[start]

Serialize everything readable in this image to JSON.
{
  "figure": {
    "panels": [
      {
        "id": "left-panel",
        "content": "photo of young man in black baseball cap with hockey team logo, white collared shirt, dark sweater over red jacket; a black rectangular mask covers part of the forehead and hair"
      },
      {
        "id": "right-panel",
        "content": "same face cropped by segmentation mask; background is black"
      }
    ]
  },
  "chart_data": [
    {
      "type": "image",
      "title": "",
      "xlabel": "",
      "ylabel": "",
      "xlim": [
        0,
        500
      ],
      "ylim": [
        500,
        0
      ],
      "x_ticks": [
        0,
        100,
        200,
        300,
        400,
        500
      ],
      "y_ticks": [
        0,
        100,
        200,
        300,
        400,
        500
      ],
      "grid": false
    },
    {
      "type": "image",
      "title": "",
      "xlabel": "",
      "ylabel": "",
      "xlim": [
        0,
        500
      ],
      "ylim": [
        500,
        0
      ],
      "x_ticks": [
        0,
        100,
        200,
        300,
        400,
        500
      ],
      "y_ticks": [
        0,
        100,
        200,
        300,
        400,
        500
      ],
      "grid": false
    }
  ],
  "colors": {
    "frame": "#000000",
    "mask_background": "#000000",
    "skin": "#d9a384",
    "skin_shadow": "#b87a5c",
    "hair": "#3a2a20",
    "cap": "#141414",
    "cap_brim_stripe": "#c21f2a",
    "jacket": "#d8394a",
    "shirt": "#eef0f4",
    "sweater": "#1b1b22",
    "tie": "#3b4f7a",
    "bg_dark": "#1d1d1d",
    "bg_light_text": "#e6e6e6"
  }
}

[end]

### The request:
Reproduce the full listing exactly.

### Solution to the problem:
Serialize everything readable in this image to JSON.
{
  "figure": {
    "panels": [
      {
        "id": "left-panel",
        "content": "photo of young man in black baseball cap with hockey team logo, white collared shirt, dark sweater over red jacket; a black rectangular mask covers part of the forehead and hair"
      },
      {
        "id": "right-panel",
        "content": "same face cropped by segmentation mask; background is black"
      }
    ]
  },
  "chart_data": [
    {
      "type": "image",
      "title": "",
      "xlabel": "",
      "ylabel": "",
      "xlim": [
        0,
        500
      ],
      "ylim": [
        500,
        0
      ],
      "x_ticks": [
        0,
        100,
        200,
        300,
        400,
        500
      ],
      "y_ticks": [
        0,
        100,
        200,
        300,
        400,
        500
      ],
      "grid": false
    },
    {
      "type": "image",
      "title": "",
      "xlabel": "",
      "ylabel": "",
      "xlim": [
        0,
        500
      ],
      "ylim": [
        500,
        0
      ],
      "x_ticks": [
        0,
        100,
        200,
        300,
        400,
        500
      ],
      "y_ticks": [
        0,
        100,
        200,
        300,
        400,
        500
      ],
      "grid": false
    }
  ],
  "colors": {
    "frame": "#000000",
    "mask_background": "#000000",
    "skin": "#d9a384",
    "skin_shadow": "#b87a5c",
    "hair": "#3a2a20",
    "cap": "#141414",
    "cap_brim_stripe": "#c21f2a",
    "jacket": "#d8394a",
    "shirt": "#eef0f4",
    "sweater": "#1b1b22",
    "tie": "#3b4f7a",
    "bg_dark": "#1d1d1d",
    "bg_light_text": "#e6e6e6"
  }
}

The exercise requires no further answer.